**EXCERPTED DATA**

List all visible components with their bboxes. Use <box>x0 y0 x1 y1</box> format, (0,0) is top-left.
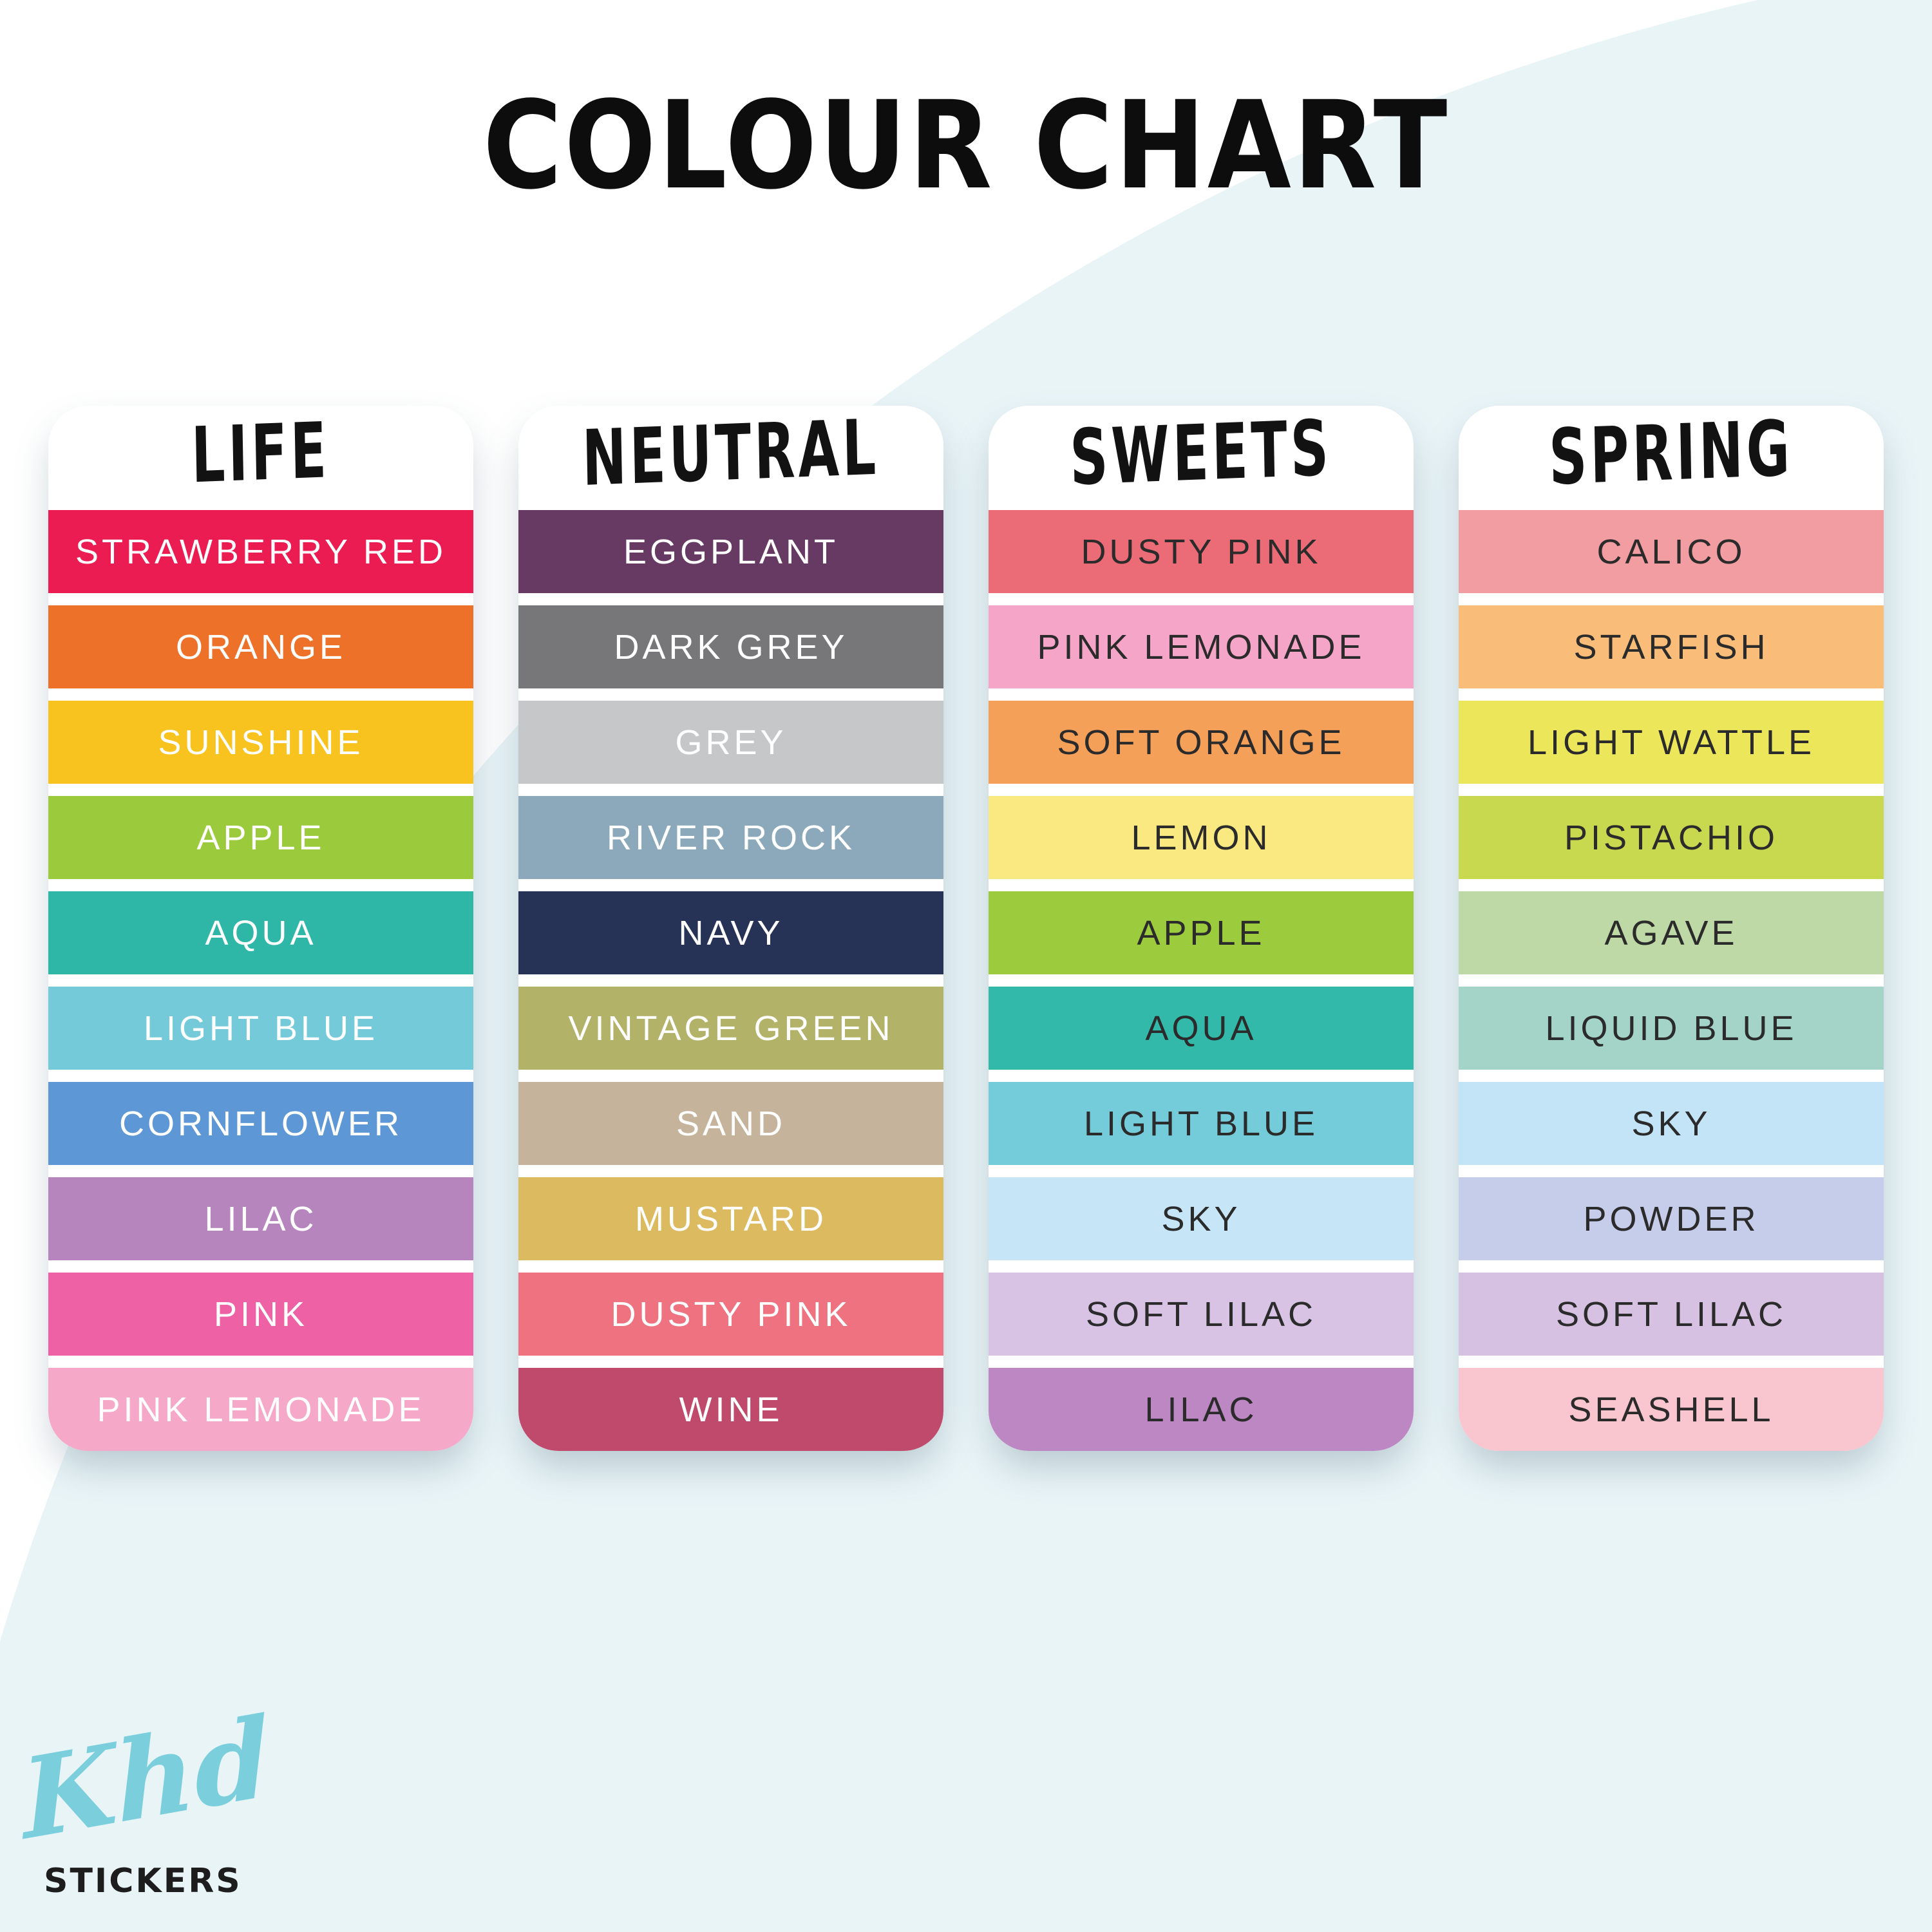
swatch-label: SKY <box>1631 1104 1711 1143</box>
colour-swatch: NAVY <box>518 891 943 974</box>
colour-group-card: SWEETS DUSTY PINK PINK LEMONADE SOFT ORA… <box>989 406 1414 1451</box>
colour-swatch: DUSTY PINK <box>989 510 1414 593</box>
swatch-list: STRAWBERRY RED ORANGE SUNSHINE APPLE AQU… <box>48 510 473 1451</box>
colour-swatch: SOFT ORANGE <box>989 701 1414 784</box>
swatch-label: CORNFLOWER <box>119 1104 402 1143</box>
colour-swatch: SAND <box>518 1082 943 1165</box>
colour-group-header: LIFE <box>190 406 331 500</box>
colour-swatch: DUSTY PINK <box>518 1273 943 1356</box>
colour-swatch: LILAC <box>48 1177 473 1260</box>
swatch-label: LIGHT BLUE <box>1083 1104 1319 1143</box>
colour-swatch: DARK GREY <box>518 605 943 688</box>
colour-swatch: RIVER ROCK <box>518 796 943 879</box>
swatch-label: LIQUID BLUE <box>1545 1009 1797 1048</box>
colour-chart-grid: LIFE STRAWBERRY RED ORANGE SUNSHINE APPL… <box>48 406 1884 1451</box>
colour-group-header: NEUTRAL <box>581 406 880 504</box>
colour-swatch: SOFT LILAC <box>989 1273 1414 1356</box>
swatch-label: LIGHT WATTLE <box>1527 723 1815 762</box>
colour-swatch: LIGHT BLUE <box>989 1082 1414 1165</box>
colour-swatch: AQUA <box>48 891 473 974</box>
swatch-label: AQUA <box>1145 1009 1257 1048</box>
colour-swatch: PINK <box>48 1273 473 1356</box>
swatch-label: MUSTARD <box>635 1199 827 1238</box>
brand-logo: Khd STICKERS <box>18 1692 277 1900</box>
colour-swatch: AGAVE <box>1459 891 1884 974</box>
swatch-label: ORANGE <box>175 627 346 667</box>
colour-swatch: EGGPLANT <box>518 510 943 593</box>
swatch-label: DARK GREY <box>614 627 848 667</box>
colour-swatch: PISTACHIO <box>1459 796 1884 879</box>
colour-swatch: APPLE <box>48 796 473 879</box>
swatch-label: WINE <box>679 1390 783 1429</box>
swatch-label: STRAWBERRY RED <box>75 532 447 571</box>
swatch-list: DUSTY PINK PINK LEMONADE SOFT ORANGE LEM… <box>989 510 1414 1451</box>
colour-swatch: AQUA <box>989 987 1414 1070</box>
swatch-list: CALICO STARFISH LIGHT WATTLE PISTACHIO A… <box>1459 510 1884 1451</box>
colour-group-card: SPRING CALICO STARFISH LIGHT WATTLE PIST… <box>1459 406 1884 1451</box>
colour-swatch: LEMON <box>989 796 1414 879</box>
swatch-label: POWDER <box>1583 1199 1759 1238</box>
colour-swatch: APPLE <box>989 891 1414 974</box>
swatch-label: RIVER ROCK <box>606 818 856 857</box>
colour-swatch: SKY <box>989 1177 1414 1260</box>
colour-swatch: LIGHT BLUE <box>48 987 473 1070</box>
colour-swatch: SKY <box>1459 1082 1884 1165</box>
swatch-label: NAVY <box>678 913 784 952</box>
swatch-label: LILAC <box>204 1199 317 1238</box>
swatch-label: SOFT LILAC <box>1085 1294 1317 1334</box>
colour-swatch: STARFISH <box>1459 605 1884 688</box>
swatch-list: EGGPLANT DARK GREY GREY RIVER ROCK NAVY … <box>518 510 943 1451</box>
colour-group-header: SPRING <box>1548 406 1794 502</box>
logo-script-khd: Khd <box>17 1692 274 1866</box>
colour-swatch: SEASHELL <box>1459 1368 1884 1451</box>
swatch-label: AGAVE <box>1604 913 1738 952</box>
swatch-label: PINK LEMONADE <box>1037 627 1365 667</box>
colour-swatch: POWDER <box>1459 1177 1884 1260</box>
colour-swatch: CALICO <box>1459 510 1884 593</box>
colour-swatch: PINK LEMONADE <box>989 605 1414 688</box>
swatch-label: STARFISH <box>1573 627 1769 667</box>
colour-swatch: SUNSHINE <box>48 701 473 784</box>
colour-swatch: VINTAGE GREEN <box>518 987 943 1070</box>
colour-swatch: WINE <box>518 1368 943 1451</box>
swatch-label: CALICO <box>1596 532 1746 571</box>
colour-group-card: NEUTRAL EGGPLANT DARK GREY GREY RIVER RO… <box>518 406 943 1451</box>
swatch-label: LEMON <box>1131 818 1271 857</box>
colour-group-card: LIFE STRAWBERRY RED ORANGE SUNSHINE APPL… <box>48 406 473 1451</box>
swatch-label: DUSTY PINK <box>1081 532 1321 571</box>
logo-sub-stickers: STICKERS <box>44 1862 242 1900</box>
colour-swatch: LIQUID BLUE <box>1459 987 1884 1070</box>
swatch-label: EGGPLANT <box>623 532 839 571</box>
swatch-label: APPLE <box>196 818 325 857</box>
colour-swatch: LILAC <box>989 1368 1414 1451</box>
swatch-label: SAND <box>676 1104 786 1143</box>
swatch-label: PISTACHIO <box>1564 818 1779 857</box>
colour-swatch: STRAWBERRY RED <box>48 510 473 593</box>
swatch-label: VINTAGE GREEN <box>568 1009 894 1048</box>
colour-swatch: MUSTARD <box>518 1177 943 1260</box>
colour-group-header: SWEETS <box>1069 406 1333 503</box>
colour-swatch: GREY <box>518 701 943 784</box>
colour-swatch: LIGHT WATTLE <box>1459 701 1884 784</box>
swatch-label: LILAC <box>1144 1390 1258 1429</box>
swatch-label: AQUA <box>205 913 317 952</box>
colour-swatch: SOFT LILAC <box>1459 1273 1884 1356</box>
swatch-label: SEASHELL <box>1568 1390 1774 1429</box>
swatch-label: SUNSHINE <box>158 723 364 762</box>
swatch-label: PINK <box>213 1294 308 1334</box>
colour-swatch: ORANGE <box>48 605 473 688</box>
swatch-label: GREY <box>675 723 787 762</box>
swatch-label: SOFT LILAC <box>1555 1294 1787 1334</box>
swatch-label: SKY <box>1161 1199 1241 1238</box>
swatch-label: DUSTY PINK <box>611 1294 851 1334</box>
colour-swatch: PINK LEMONADE <box>48 1368 473 1451</box>
swatch-label: SOFT ORANGE <box>1057 723 1345 762</box>
swatch-label: LIGHT BLUE <box>143 1009 379 1048</box>
colour-swatch: CORNFLOWER <box>48 1082 473 1165</box>
page-title: COLOUR CHART <box>482 75 1450 216</box>
swatch-label: PINK LEMONADE <box>97 1390 425 1429</box>
swatch-label: APPLE <box>1137 913 1265 952</box>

**STATED EXERCISE**
Recast the data above as a numbered list with no blank lines, and leave out any pictures.

**SOLUTION FOR THIS EXERCISE**
1. List all visible components with their bboxes. Use <box>x0 y0 x1 y1</box> format, (0,0) is top-left.
2. swatch-label: SKY <box>1631 1104 1711 1143</box>
3. colour-swatch: NAVY <box>518 891 943 974</box>
4. colour-group-card: SWEETS DUSTY PINK PINK LEMONADE SOFT ORA… <box>989 406 1414 1451</box>
5. colour-swatch: DUSTY PINK <box>989 510 1414 593</box>
6. swatch-list: STRAWBERRY RED ORANGE SUNSHINE APPLE AQU… <box>48 510 473 1451</box>
7. colour-swatch: SOFT ORANGE <box>989 701 1414 784</box>
8. swatch-label: CORNFLOWER <box>119 1104 402 1143</box>
9. colour-swatch: SAND <box>518 1082 943 1165</box>
10. colour-group-header: LIFE <box>190 406 331 500</box>
11. colour-swatch: DUSTY PINK <box>518 1273 943 1356</box>
12. colour-swatch: LILAC <box>48 1177 473 1260</box>
13. swatch-label: LIGHT BLUE <box>1083 1104 1319 1143</box>
14. colour-swatch: DARK GREY <box>518 605 943 688</box>
15. colour-swatch: RIVER ROCK <box>518 796 943 879</box>
16. swatch-label: LIQUID BLUE <box>1545 1009 1797 1048</box>
17. colour-chart-grid: LIFE STRAWBERRY RED ORANGE SUNSHINE APPL… <box>48 406 1884 1451</box>
18. colour-group-header: NEUTRAL <box>581 406 880 504</box>
19. colour-swatch: SOFT LILAC <box>989 1273 1414 1356</box>
20. swatch-label: LIGHT WATTLE <box>1527 723 1815 762</box>
21. colour-swatch: LIGHT BLUE <box>989 1082 1414 1165</box>
22. colour-swatch: AQUA <box>48 891 473 974</box>
23. swatch-label: AQUA <box>1145 1009 1257 1048</box>
24. colour-swatch: PINK <box>48 1273 473 1356</box>
25. swatch-label: MUSTARD <box>635 1199 827 1238</box>
26. brand-logo: Khd STICKERS <box>18 1692 277 1900</box>
27. colour-swatch: AGAVE <box>1459 891 1884 974</box>
28. swatch-label: ORANGE <box>175 627 346 667</box>
29. colour-swatch: EGGPLANT <box>518 510 943 593</box>
30. swatch-label: DARK GREY <box>614 627 848 667</box>
31. colour-swatch: PISTACHIO <box>1459 796 1884 879</box>
32. colour-swatch: APPLE <box>48 796 473 879</box>
33. swatch-label: WINE <box>679 1390 783 1429</box>
34. swatch-label: STRAWBERRY RED <box>75 532 447 571</box>
35. swatch-list: DUSTY PINK PINK LEMONADE SOFT ORANGE LEM… <box>989 510 1414 1451</box>
36. colour-swatch: AQUA <box>989 987 1414 1070</box>
37. swatch-list: CALICO STARFISH LIGHT WATTLE PISTACHIO A… <box>1459 510 1884 1451</box>
38. colour-group-card: SPRING CALICO STARFISH LIGHT WATTLE PIST… <box>1459 406 1884 1451</box>
39. colour-swatch: LEMON <box>989 796 1414 879</box>
40. swatch-label: POWDER <box>1583 1199 1759 1238</box>
41. colour-swatch: APPLE <box>989 891 1414 974</box>
42. swatch-label: RIVER ROCK <box>606 818 856 857</box>
43. colour-swatch: SKY <box>989 1177 1414 1260</box>
44. colour-swatch: LIGHT BLUE <box>48 987 473 1070</box>
45. colour-swatch: SKY <box>1459 1082 1884 1165</box>
46. swatch-label: NAVY <box>678 913 784 952</box>
47. swatch-label: LILAC <box>204 1199 317 1238</box>
48. swatch-label: SOFT LILAC <box>1085 1294 1317 1334</box>
49. colour-swatch: STARFISH <box>1459 605 1884 688</box>
50. swatch-list: EGGPLANT DARK GREY GREY RIVER ROCK NAVY … <box>518 510 943 1451</box>
51. colour-group-header: SPRING <box>1548 406 1794 502</box>
52. logo-script-khd: Khd <box>17 1692 274 1866</box>
53. colour-swatch: SEASHELL <box>1459 1368 1884 1451</box>
54. swatch-label: AGAVE <box>1604 913 1738 952</box>
55. swatch-label: PINK LEMONADE <box>1037 627 1365 667</box>
56. colour-swatch: POWDER <box>1459 1177 1884 1260</box>
57. colour-swatch: CALICO <box>1459 510 1884 593</box>
58. colour-swatch: PINK LEMONADE <box>989 605 1414 688</box>
59. swatch-label: STARFISH <box>1573 627 1769 667</box>
60. colour-swatch: SUNSHINE <box>48 701 473 784</box>
61. colour-swatch: VINTAGE GREEN <box>518 987 943 1070</box>
62. colour-swatch: WINE <box>518 1368 943 1451</box>
63. swatch-label: CALICO <box>1596 532 1746 571</box>
64. colour-group-card: NEUTRAL EGGPLANT DARK GREY GREY RIVER RO… <box>518 406 943 1451</box>
65. swatch-label: LEMON <box>1131 818 1271 857</box>
66. colour-group-card: LIFE STRAWBERRY RED ORANGE SUNSHINE APPL… <box>48 406 473 1451</box>
67. swatch-label: DUSTY PINK <box>1081 532 1321 571</box>
68. logo-sub-stickers: STICKERS <box>44 1862 242 1900</box>
69. colour-swatch: LIQUID BLUE <box>1459 987 1884 1070</box>
70. swatch-label: EGGPLANT <box>623 532 839 571</box>
71. swatch-label: APPLE <box>196 818 325 857</box>
72. colour-swatch: LILAC <box>989 1368 1414 1451</box>
73. swatch-label: SAND <box>676 1104 786 1143</box>
74. swatch-label: PISTACHIO <box>1564 818 1779 857</box>
75. colour-swatch: STRAWBERRY RED <box>48 510 473 593</box>
76. swatch-label: VINTAGE GREEN <box>568 1009 894 1048</box>
77. colour-swatch: MUSTARD <box>518 1177 943 1260</box>
78. colour-group-header: SWEETS <box>1069 406 1333 503</box>
79. colour-swatch: GREY <box>518 701 943 784</box>
80. colour-swatch: LIGHT WATTLE <box>1459 701 1884 784</box>
81. swatch-label: LILAC <box>1144 1390 1258 1429</box>
82. swatch-label: AQUA <box>205 913 317 952</box>
83. colour-swatch: SOFT LILAC <box>1459 1273 1884 1356</box>
84. swatch-label: SEASHELL <box>1568 1390 1774 1429</box>
85. swatch-label: SUNSHINE <box>158 723 364 762</box>
86. swatch-label: PINK <box>213 1294 308 1334</box>
87. colour-swatch: ORANGE <box>48 605 473 688</box>
88. swatch-label: GREY <box>675 723 787 762</box>
89. swatch-label: SOFT LILAC <box>1555 1294 1787 1334</box>
90. swatch-label: SKY <box>1161 1199 1241 1238</box>
91. swatch-label: DUSTY PINK <box>611 1294 851 1334</box>
92. colour-swatch: PINK LEMONADE <box>48 1368 473 1451</box>
93. swatch-label: SOFT ORANGE <box>1057 723 1345 762</box>
94. swatch-label: LIGHT BLUE <box>143 1009 379 1048</box>
95. colour-swatch: CORNFLOWER <box>48 1082 473 1165</box>
96. page-title: COLOUR CHART <box>482 75 1450 216</box>
97. swatch-label: PINK LEMONADE <box>97 1390 425 1429</box>
98. swatch-label: APPLE <box>1137 913 1265 952</box>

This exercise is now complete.